#### WORKING DATA

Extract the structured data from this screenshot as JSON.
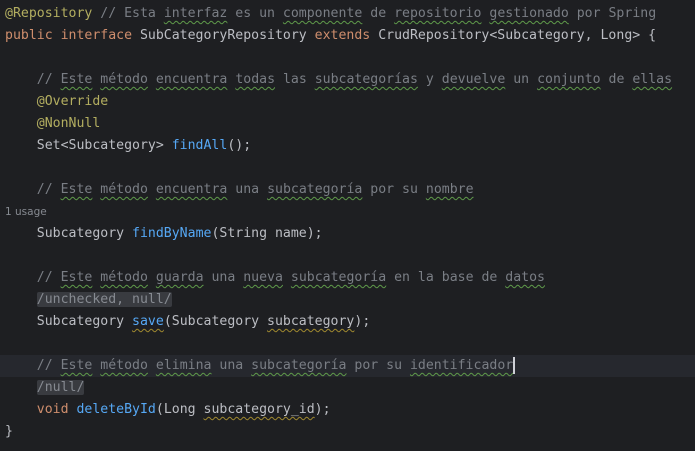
{
  "editor": {
    "colors": {
      "background": "#1e1f22",
      "keyword": "#cf8e6d",
      "annotation": "#b3ae60",
      "comment": "#7a7e85",
      "method": "#56a8f5",
      "text": "#bcbec4"
    },
    "lines": [
      {
        "tokens": [
          {
            "t": "@Repository",
            "c": "ann"
          },
          {
            "t": " // Esta ",
            "c": "cm"
          },
          {
            "t": "interfaz",
            "c": "cm typo"
          },
          {
            "t": " es un ",
            "c": "cm"
          },
          {
            "t": "componente",
            "c": "cm typo"
          },
          {
            "t": " de ",
            "c": "cm"
          },
          {
            "t": "repositorio",
            "c": "cm typo"
          },
          {
            "t": " ",
            "c": "cm"
          },
          {
            "t": "gestionado",
            "c": "cm typo"
          },
          {
            "t": " por Spring",
            "c": "cm"
          }
        ]
      },
      {
        "tokens": [
          {
            "t": "public interface ",
            "c": "kw"
          },
          {
            "t": "SubCategoryRepository ",
            "c": "pl"
          },
          {
            "t": "extends ",
            "c": "kw"
          },
          {
            "t": "CrudRepository<Subcategory, Long> {",
            "c": "pl"
          }
        ]
      },
      {
        "tokens": []
      },
      {
        "tokens": [
          {
            "t": "    // ",
            "c": "cm"
          },
          {
            "t": "Este",
            "c": "cm typo"
          },
          {
            "t": " ",
            "c": "cm"
          },
          {
            "t": "método",
            "c": "cm typo"
          },
          {
            "t": " ",
            "c": "cm"
          },
          {
            "t": "encuentra",
            "c": "cm typo"
          },
          {
            "t": " ",
            "c": "cm"
          },
          {
            "t": "todas",
            "c": "cm typo"
          },
          {
            "t": " las ",
            "c": "cm"
          },
          {
            "t": "subcategorías",
            "c": "cm typo"
          },
          {
            "t": " y ",
            "c": "cm"
          },
          {
            "t": "devuelve",
            "c": "cm typo"
          },
          {
            "t": " un ",
            "c": "cm"
          },
          {
            "t": "conjunto",
            "c": "cm typo"
          },
          {
            "t": " de ",
            "c": "cm"
          },
          {
            "t": "ellas",
            "c": "cm typo"
          }
        ]
      },
      {
        "tokens": [
          {
            "t": "    @Override",
            "c": "ann"
          }
        ]
      },
      {
        "tokens": [
          {
            "t": "    @NonNull",
            "c": "ann"
          }
        ]
      },
      {
        "tokens": [
          {
            "t": "    Set<Subcategory> ",
            "c": "pl"
          },
          {
            "t": "findAll",
            "c": "fn"
          },
          {
            "t": "();",
            "c": "pl"
          }
        ]
      },
      {
        "tokens": []
      },
      {
        "tokens": [
          {
            "t": "    // ",
            "c": "cm"
          },
          {
            "t": "Este",
            "c": "cm typo"
          },
          {
            "t": " ",
            "c": "cm"
          },
          {
            "t": "método",
            "c": "cm typo"
          },
          {
            "t": " ",
            "c": "cm"
          },
          {
            "t": "encuentra",
            "c": "cm typo"
          },
          {
            "t": " una ",
            "c": "cm"
          },
          {
            "t": "subcategoría",
            "c": "cm typo"
          },
          {
            "t": " por su ",
            "c": "cm"
          },
          {
            "t": "nombre",
            "c": "cm typo"
          }
        ]
      },
      {
        "small": true,
        "tokens": [
          {
            "t": "1 usage",
            "c": ""
          }
        ]
      },
      {
        "tokens": [
          {
            "t": "    Subcategory ",
            "c": "pl"
          },
          {
            "t": "findByName",
            "c": "fn"
          },
          {
            "t": "(String name);",
            "c": "pl"
          }
        ]
      },
      {
        "tokens": []
      },
      {
        "tokens": [
          {
            "t": "    // ",
            "c": "cm"
          },
          {
            "t": "Este",
            "c": "cm typo"
          },
          {
            "t": " ",
            "c": "cm"
          },
          {
            "t": "método",
            "c": "cm typo"
          },
          {
            "t": " ",
            "c": "cm"
          },
          {
            "t": "guarda",
            "c": "cm typo"
          },
          {
            "t": " una ",
            "c": "cm"
          },
          {
            "t": "nueva",
            "c": "cm typo"
          },
          {
            "t": " ",
            "c": "cm"
          },
          {
            "t": "subcategoría",
            "c": "cm typo"
          },
          {
            "t": " en la base de ",
            "c": "cm"
          },
          {
            "t": "datos",
            "c": "cm typo"
          }
        ]
      },
      {
        "tokens": [
          {
            "t": "    ",
            "c": "pl"
          },
          {
            "t": "/unchecked, null/",
            "c": "hint"
          }
        ]
      },
      {
        "tokens": [
          {
            "t": "    Subcategory ",
            "c": "pl"
          },
          {
            "t": "save",
            "c": "fn warn"
          },
          {
            "t": "(Subcategory ",
            "c": "pl"
          },
          {
            "t": "subcategory",
            "c": "pl warn"
          },
          {
            "t": ");",
            "c": "pl"
          }
        ]
      },
      {
        "tokens": []
      },
      {
        "current": true,
        "tokens": [
          {
            "t": "    // ",
            "c": "cm"
          },
          {
            "t": "Este",
            "c": "cm typo"
          },
          {
            "t": " ",
            "c": "cm"
          },
          {
            "t": "método",
            "c": "cm typo"
          },
          {
            "t": " ",
            "c": "cm"
          },
          {
            "t": "elimina",
            "c": "cm typo"
          },
          {
            "t": " una ",
            "c": "cm"
          },
          {
            "t": "subcategoría",
            "c": "cm typo"
          },
          {
            "t": " por su ",
            "c": "cm"
          },
          {
            "t": "identificador",
            "c": "cm typo"
          }
        ]
      },
      {
        "tokens": [
          {
            "t": "    ",
            "c": "pl"
          },
          {
            "t": "/null/",
            "c": "hint"
          }
        ]
      },
      {
        "tokens": [
          {
            "t": "    void ",
            "c": "kw"
          },
          {
            "t": "deleteById",
            "c": "fn"
          },
          {
            "t": "(Long ",
            "c": "pl"
          },
          {
            "t": "subcategory_id",
            "c": "pl warn"
          },
          {
            "t": ");",
            "c": "pl"
          }
        ]
      },
      {
        "tokens": [
          {
            "t": "}",
            "c": "pl"
          }
        ]
      }
    ]
  }
}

#### WHAT IS REQUIRED
Write out the full listing verbatim, excluding its pictures.

#### WORKED ANSWER
Extract the structured data from this screenshot as JSON.
{
  "editor": {
    "colors": {
      "background": "#1e1f22",
      "keyword": "#cf8e6d",
      "annotation": "#b3ae60",
      "comment": "#7a7e85",
      "method": "#56a8f5",
      "text": "#bcbec4"
    },
    "lines": [
      {
        "tokens": [
          {
            "t": "@Repository",
            "c": "ann"
          },
          {
            "t": " // Esta ",
            "c": "cm"
          },
          {
            "t": "interfaz",
            "c": "cm typo"
          },
          {
            "t": " es un ",
            "c": "cm"
          },
          {
            "t": "componente",
            "c": "cm typo"
          },
          {
            "t": " de ",
            "c": "cm"
          },
          {
            "t": "repositorio",
            "c": "cm typo"
          },
          {
            "t": " ",
            "c": "cm"
          },
          {
            "t": "gestionado",
            "c": "cm typo"
          },
          {
            "t": " por Spring",
            "c": "cm"
          }
        ]
      },
      {
        "tokens": [
          {
            "t": "public interface ",
            "c": "kw"
          },
          {
            "t": "SubCategoryRepository ",
            "c": "pl"
          },
          {
            "t": "extends ",
            "c": "kw"
          },
          {
            "t": "CrudRepository<Subcategory, Long> {",
            "c": "pl"
          }
        ]
      },
      {
        "tokens": []
      },
      {
        "tokens": [
          {
            "t": "    // ",
            "c": "cm"
          },
          {
            "t": "Este",
            "c": "cm typo"
          },
          {
            "t": " ",
            "c": "cm"
          },
          {
            "t": "método",
            "c": "cm typo"
          },
          {
            "t": " ",
            "c": "cm"
          },
          {
            "t": "encuentra",
            "c": "cm typo"
          },
          {
            "t": " ",
            "c": "cm"
          },
          {
            "t": "todas",
            "c": "cm typo"
          },
          {
            "t": " las ",
            "c": "cm"
          },
          {
            "t": "subcategorías",
            "c": "cm typo"
          },
          {
            "t": " y ",
            "c": "cm"
          },
          {
            "t": "devuelve",
            "c": "cm typo"
          },
          {
            "t": " un ",
            "c": "cm"
          },
          {
            "t": "conjunto",
            "c": "cm typo"
          },
          {
            "t": " de ",
            "c": "cm"
          },
          {
            "t": "ellas",
            "c": "cm typo"
          }
        ]
      },
      {
        "tokens": [
          {
            "t": "    @Override",
            "c": "ann"
          }
        ]
      },
      {
        "tokens": [
          {
            "t": "    @NonNull",
            "c": "ann"
          }
        ]
      },
      {
        "tokens": [
          {
            "t": "    Set<Subcategory> ",
            "c": "pl"
          },
          {
            "t": "findAll",
            "c": "fn"
          },
          {
            "t": "();",
            "c": "pl"
          }
        ]
      },
      {
        "tokens": []
      },
      {
        "tokens": [
          {
            "t": "    // ",
            "c": "cm"
          },
          {
            "t": "Este",
            "c": "cm typo"
          },
          {
            "t": " ",
            "c": "cm"
          },
          {
            "t": "método",
            "c": "cm typo"
          },
          {
            "t": " ",
            "c": "cm"
          },
          {
            "t": "encuentra",
            "c": "cm typo"
          },
          {
            "t": " una ",
            "c": "cm"
          },
          {
            "t": "subcategoría",
            "c": "cm typo"
          },
          {
            "t": " por su ",
            "c": "cm"
          },
          {
            "t": "nombre",
            "c": "cm typo"
          }
        ]
      },
      {
        "small": true,
        "tokens": [
          {
            "t": "1 usage",
            "c": ""
          }
        ]
      },
      {
        "tokens": [
          {
            "t": "    Subcategory ",
            "c": "pl"
          },
          {
            "t": "findByName",
            "c": "fn"
          },
          {
            "t": "(String name);",
            "c": "pl"
          }
        ]
      },
      {
        "tokens": []
      },
      {
        "tokens": [
          {
            "t": "    // ",
            "c": "cm"
          },
          {
            "t": "Este",
            "c": "cm typo"
          },
          {
            "t": " ",
            "c": "cm"
          },
          {
            "t": "método",
            "c": "cm typo"
          },
          {
            "t": " ",
            "c": "cm"
          },
          {
            "t": "guarda",
            "c": "cm typo"
          },
          {
            "t": " una ",
            "c": "cm"
          },
          {
            "t": "nueva",
            "c": "cm typo"
          },
          {
            "t": " ",
            "c": "cm"
          },
          {
            "t": "subcategoría",
            "c": "cm typo"
          },
          {
            "t": " en la base de ",
            "c": "cm"
          },
          {
            "t": "datos",
            "c": "cm typo"
          }
        ]
      },
      {
        "tokens": [
          {
            "t": "    ",
            "c": "pl"
          },
          {
            "t": "/unchecked, null/",
            "c": "hint"
          }
        ]
      },
      {
        "tokens": [
          {
            "t": "    Subcategory ",
            "c": "pl"
          },
          {
            "t": "save",
            "c": "fn warn"
          },
          {
            "t": "(Subcategory ",
            "c": "pl"
          },
          {
            "t": "subcategory",
            "c": "pl warn"
          },
          {
            "t": ");",
            "c": "pl"
          }
        ]
      },
      {
        "tokens": []
      },
      {
        "current": true,
        "tokens": [
          {
            "t": "    // ",
            "c": "cm"
          },
          {
            "t": "Este",
            "c": "cm typo"
          },
          {
            "t": " ",
            "c": "cm"
          },
          {
            "t": "método",
            "c": "cm typo"
          },
          {
            "t": " ",
            "c": "cm"
          },
          {
            "t": "elimina",
            "c": "cm typo"
          },
          {
            "t": " una ",
            "c": "cm"
          },
          {
            "t": "subcategoría",
            "c": "cm typo"
          },
          {
            "t": " por su ",
            "c": "cm"
          },
          {
            "t": "identificador",
            "c": "cm typo"
          }
        ]
      },
      {
        "tokens": [
          {
            "t": "    ",
            "c": "pl"
          },
          {
            "t": "/null/",
            "c": "hint"
          }
        ]
      },
      {
        "tokens": [
          {
            "t": "    void ",
            "c": "kw"
          },
          {
            "t": "deleteById",
            "c": "fn"
          },
          {
            "t": "(Long ",
            "c": "pl"
          },
          {
            "t": "subcategory_id",
            "c": "pl warn"
          },
          {
            "t": ");",
            "c": "pl"
          }
        ]
      },
      {
        "tokens": [
          {
            "t": "}",
            "c": "pl"
          }
        ]
      }
    ]
  }
}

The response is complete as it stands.